Consigne de l'exercice — Relevez toutes les lignes des entrées ci-dessous qui contiennent la chaîne « Give ». Tenez compte de la casse.

Données fournies —
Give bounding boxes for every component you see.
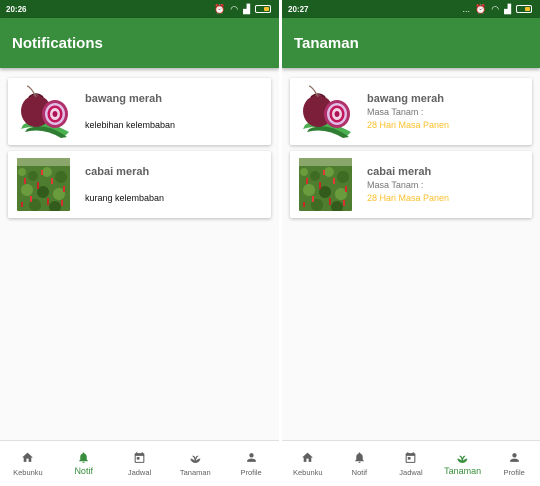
chili-field-image bbox=[299, 158, 352, 211]
nav-notif[interactable]: Notif bbox=[334, 441, 386, 486]
nav-tanaman[interactable]: Tanaman bbox=[437, 441, 489, 486]
status-bar: 20:26 ⏰ ◠ ▟ bbox=[0, 0, 279, 18]
notification-message: kelebihan kelembaban bbox=[85, 120, 176, 130]
more-notifications-icon: ... bbox=[462, 3, 470, 14]
plant-list: bawang merah Masa Tanam : 28 Hari Masa P… bbox=[282, 68, 540, 218]
plant-icon bbox=[189, 451, 202, 464]
plant-name: cabai merah bbox=[85, 166, 150, 178]
plant-icon bbox=[456, 451, 469, 464]
battery-icon bbox=[255, 5, 271, 13]
planting-period-label: Masa Tanam : bbox=[367, 107, 424, 117]
nav-kebunku[interactable]: Kebunku bbox=[0, 441, 56, 486]
nav-kebunku[interactable]: Kebunku bbox=[282, 441, 334, 486]
wifi-icon: ◠ bbox=[230, 3, 239, 14]
plant-card-bawang-merah[interactable]: bawang merah Masa Tanam : 28 Hari Masa P… bbox=[290, 78, 532, 145]
red-onion-image bbox=[299, 85, 352, 138]
plant-card-cabai-merah[interactable]: cabai merah Masa Tanam : 28 Hari Masa Pa… bbox=[290, 151, 532, 218]
notification-card-bawang-merah[interactable]: bawang merah kelebihan kelembaban bbox=[8, 78, 271, 145]
person-icon bbox=[245, 451, 258, 464]
harvest-info: 28 Hari Masa Panen bbox=[367, 120, 450, 130]
red-onion-image bbox=[17, 85, 70, 138]
nav-jadwal[interactable]: Jadwal bbox=[385, 441, 437, 486]
app-bar: Tanaman bbox=[282, 18, 540, 68]
notification-card-cabai-merah[interactable]: cabai merah kurang kelembaban bbox=[8, 151, 271, 218]
battery-icon bbox=[516, 5, 532, 13]
app-bar: Notifications bbox=[0, 18, 279, 68]
calendar-icon bbox=[404, 451, 417, 464]
signal-icon: ▟ bbox=[504, 3, 511, 14]
home-icon bbox=[301, 451, 314, 464]
person-icon bbox=[508, 451, 521, 464]
notification-message: kurang kelembaban bbox=[85, 193, 165, 203]
nav-profile[interactable]: Profile bbox=[488, 441, 540, 486]
nav-tanaman[interactable]: Tanaman bbox=[167, 441, 223, 486]
plant-name: bawang merah bbox=[85, 93, 163, 105]
status-time: 20:27 bbox=[288, 4, 309, 14]
bottom-navigation: Kebunku Notif Jadwal Tanaman Profile bbox=[0, 440, 279, 486]
planting-period-label: Masa Tanam : bbox=[367, 180, 424, 190]
plant-name: cabai merah bbox=[367, 166, 432, 178]
status-time: 20:26 bbox=[6, 4, 27, 14]
bottom-navigation: Kebunku Notif Jadwal Tanaman Profile bbox=[282, 440, 540, 486]
alarm-icon: ⏰ bbox=[214, 3, 226, 14]
bell-icon bbox=[77, 451, 90, 464]
page-title: Tanaman bbox=[294, 34, 359, 52]
alarm-icon: ⏰ bbox=[475, 3, 487, 14]
notifications-screen: 20:26 ⏰ ◠ ▟ Notifications bawang merah k… bbox=[0, 0, 279, 486]
status-bar: 20:27 ... ⏰ ◠ ▟ bbox=[282, 0, 540, 18]
tanaman-screen: 20:27 ... ⏰ ◠ ▟ Tanaman bawang merah Mas… bbox=[282, 0, 540, 486]
calendar-icon bbox=[133, 451, 146, 464]
nav-jadwal[interactable]: Jadwal bbox=[112, 441, 168, 486]
chili-field-image bbox=[17, 158, 70, 211]
page-title: Notifications bbox=[12, 34, 103, 52]
harvest-info: 28 Hari Masa Panen bbox=[367, 193, 450, 203]
notification-list: bawang merah kelebihan kelembaban cabai … bbox=[0, 68, 279, 218]
bell-icon bbox=[353, 451, 366, 464]
wifi-icon: ◠ bbox=[491, 3, 500, 14]
nav-profile[interactable]: Profile bbox=[223, 441, 279, 486]
signal-icon: ▟ bbox=[243, 3, 250, 14]
plant-name: bawang merah bbox=[367, 93, 445, 105]
nav-notif[interactable]: Notif bbox=[56, 441, 112, 486]
home-icon bbox=[21, 451, 34, 464]
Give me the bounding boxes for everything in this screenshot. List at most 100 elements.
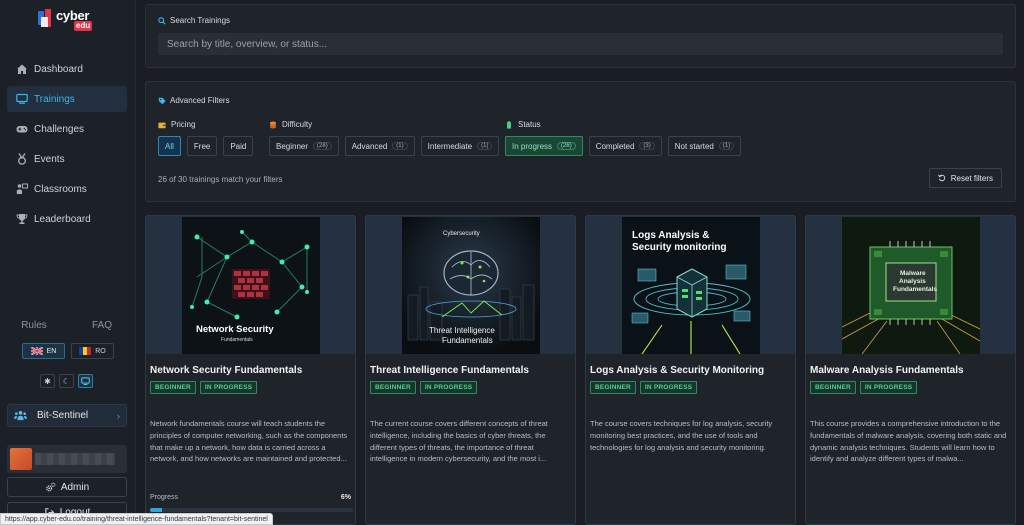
search-input[interactable] <box>158 33 1003 55</box>
nav-item-trainings[interactable]: Trainings <box>7 86 127 112</box>
reset-filters-button[interactable]: Reset filters <box>928 168 1002 188</box>
nav-label: Challenges <box>34 123 85 135</box>
home-icon <box>17 64 27 74</box>
difficulty-advanced-chip[interactable]: Advanced (1) <box>344 136 415 156</box>
theme-switcher: ✱ ☾ <box>40 374 93 388</box>
admin-button[interactable]: Admin <box>7 477 127 497</box>
pricing-all-chip[interactable]: All <box>158 136 181 156</box>
card-title[interactable]: Logs Analysis & Security Monitoring <box>590 365 764 376</box>
team-selector[interactable]: Bit-Sentinel › <box>7 404 127 427</box>
lang-label: RO <box>95 347 106 355</box>
lang-en-button[interactable]: EN <box>22 343 65 359</box>
theme-dark-button[interactable]: ☾ <box>59 374 74 388</box>
difficulty-badge: BEGINNER <box>810 381 856 394</box>
lang-ro-button[interactable]: RO <box>71 343 114 359</box>
status-not-started-chip[interactable]: Not started (1) <box>667 136 742 156</box>
main-content: Search Trainings Advanced Filters Pricin… <box>145 0 1016 525</box>
card-thumbnail: Logs Analysis & Security monitoring <box>622 217 760 354</box>
difficulty-badge: BEGINNER <box>590 381 636 394</box>
nav-label: Dashboard <box>34 63 83 75</box>
filters-title: Advanced Filters <box>158 96 230 105</box>
training-card[interactable]: Cybersecurity Threat Intelligence Fundam… <box>365 215 576 525</box>
nav-item-leaderboard[interactable]: Leaderboard <box>7 206 127 232</box>
language-switcher: EN RO <box>22 343 114 359</box>
chip-count: (26) <box>557 142 576 150</box>
nav-label: Classrooms <box>34 183 87 195</box>
thumb-title2-text: Analysis <box>899 278 926 285</box>
nav-item-events[interactable]: Events <box>7 146 127 172</box>
difficulty-label-text: Difficulty <box>282 120 313 129</box>
search-title: Search Trainings <box>158 16 230 25</box>
status-badge: IN PROGRESS <box>639 381 698 394</box>
chip-label: Completed <box>595 141 635 151</box>
theme-system-button[interactable] <box>78 374 93 388</box>
status-options: In progress (26) Completed (3) Not started… <box>505 136 742 156</box>
card-description: The course covers techniques for log ana… <box>590 419 773 452</box>
chip-count: (1) <box>477 142 493 150</box>
card-title[interactable]: Malware Analysis Fundamentals <box>810 365 964 376</box>
sidebar: cyber edu Dashboard Trainings Challenges… <box>0 0 136 525</box>
thumb-title-text: Logs Analysis & <box>632 230 709 241</box>
monitor-icon <box>16 93 28 104</box>
card-title[interactable]: Network Security Fundamentals <box>150 365 302 376</box>
admin-label: Admin <box>60 481 90 493</box>
card-description: The current course covers different conc… <box>370 419 548 464</box>
difficulty-options: Beginner (28) Advanced (1) Intermediate (1) <box>269 136 500 156</box>
card-thumbnail: Malware Analysis Fundamentals <box>842 217 980 354</box>
card-description: This course provides a comprehensive int… <box>810 419 1007 464</box>
training-card[interactable]: Network Security Fundamentals Network Se… <box>145 215 356 525</box>
user-name-redacted <box>35 453 115 465</box>
pricing-free-chip[interactable]: Free <box>186 136 218 156</box>
progress-fill <box>150 508 163 512</box>
pricing-label-text: Pricing <box>171 120 196 129</box>
rules-link[interactable]: Rules <box>0 320 68 331</box>
chevron-right-icon: › <box>117 410 120 421</box>
pricing-paid-chip[interactable]: Paid <box>223 136 254 156</box>
status-in-progress-chip[interactable]: In progress (26) <box>505 136 583 156</box>
nav-label: Leaderboard <box>34 213 91 225</box>
thumb-subtitle-text: Fundamentals <box>442 336 493 345</box>
pricing-options: All Free Paid <box>158 136 254 156</box>
card-badges: BEGINNER IN PROGRESS <box>590 381 698 394</box>
status-completed-chip[interactable]: Completed (3) <box>588 136 662 156</box>
card-thumbnail: Cybersecurity Threat Intelligence Fundam… <box>402 217 540 354</box>
card-badges: BEGINNER IN PROGRESS <box>810 381 918 394</box>
nav-item-dashboard[interactable]: Dashboard <box>7 56 127 82</box>
browser-status-url: https://app.cyber-edu.co/training/threat… <box>0 513 273 525</box>
logo-mark-icon <box>38 9 51 27</box>
brand-tag: edu <box>74 21 93 31</box>
faq-link[interactable]: FAQ <box>68 320 136 331</box>
malware-analysis-thumbnail-icon: Malware Analysis Fundamentals <box>842 217 980 354</box>
difficulty-badge: BEGINNER <box>370 381 416 394</box>
chip-count: (1) <box>718 142 735 150</box>
nav-item-classrooms[interactable]: Classrooms <box>7 176 127 202</box>
difficulty-intermediate-chip[interactable]: Intermediate (1) <box>420 136 500 156</box>
progress-label: Progress <box>150 494 179 501</box>
status-badge: IN PROGRESS <box>859 381 918 394</box>
card-badges: BEGINNER IN PROGRESS <box>150 381 258 394</box>
training-card[interactable]: Malware Analysis Fundamentals Malware An… <box>805 215 1016 525</box>
thumb-subtitle-text: Fundamentals <box>893 286 937 293</box>
classroom-icon <box>16 183 28 194</box>
chip-label: In progress <box>512 141 553 151</box>
theme-light-button[interactable]: ✱ <box>40 374 55 388</box>
progress-bar <box>150 508 353 512</box>
difficulty-beginner-chip[interactable]: Beginner (28) <box>269 136 339 156</box>
tag-icon <box>158 97 166 104</box>
card-title[interactable]: Threat Intelligence Fundamentals <box>370 365 529 376</box>
battery-icon <box>507 120 511 129</box>
training-card[interactable]: Logs Analysis & Security monitoring Logs… <box>585 215 796 525</box>
nav-label: Trainings <box>34 93 75 105</box>
user-profile[interactable] <box>7 445 127 473</box>
card-badges: BEGINNER IN PROGRESS <box>370 381 478 394</box>
status-label-text: Status <box>518 120 541 129</box>
nav-label: Events <box>34 153 65 165</box>
cyber-edu-logo[interactable]: cyber edu <box>38 8 98 32</box>
nav-item-challenges[interactable]: Challenges <box>7 116 127 142</box>
gears-icon <box>45 482 56 491</box>
medal-icon <box>18 153 26 165</box>
filters-title-text: Advanced Filters <box>170 96 230 105</box>
team-name: Bit-Sentinel <box>37 410 89 421</box>
card-thumbnail: Network Security Fundamentals <box>182 217 320 354</box>
chip-label: Intermediate <box>427 141 473 151</box>
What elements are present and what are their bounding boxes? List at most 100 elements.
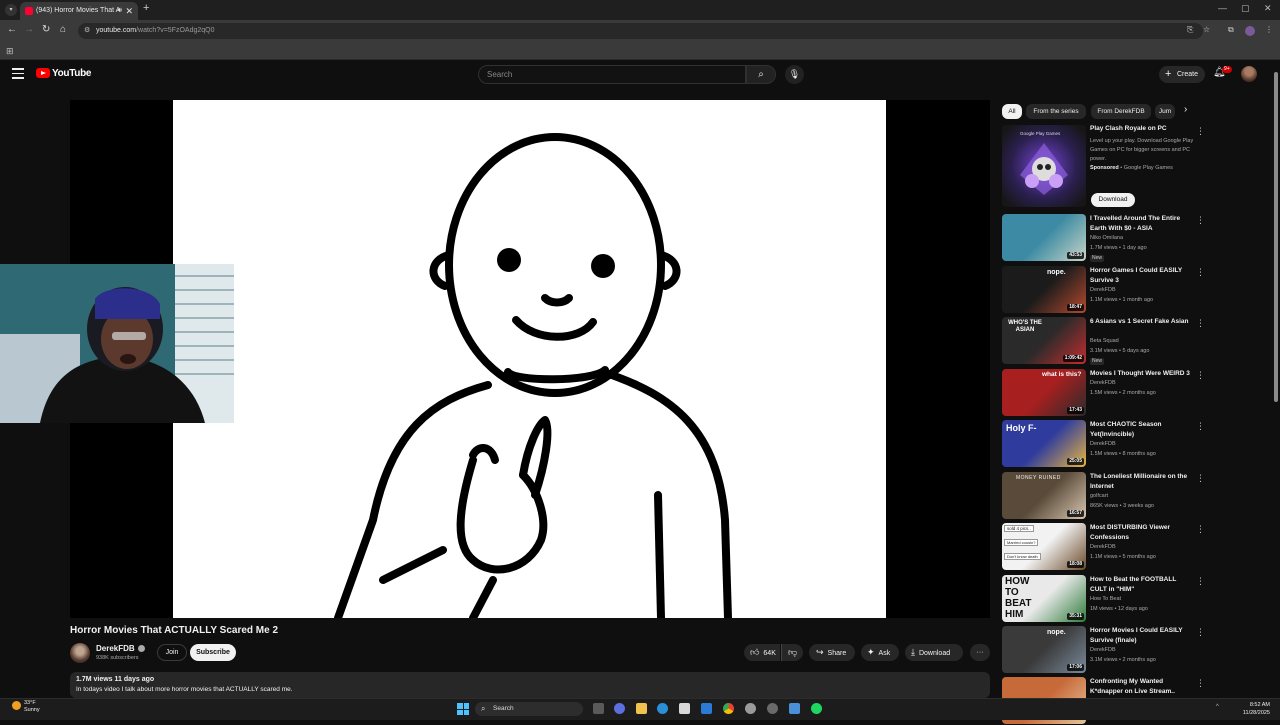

Réponse finale —
Give bounding boxes for every component you see.
Give me the bounding boxes for everything in this screenshot. List at most 100 elements.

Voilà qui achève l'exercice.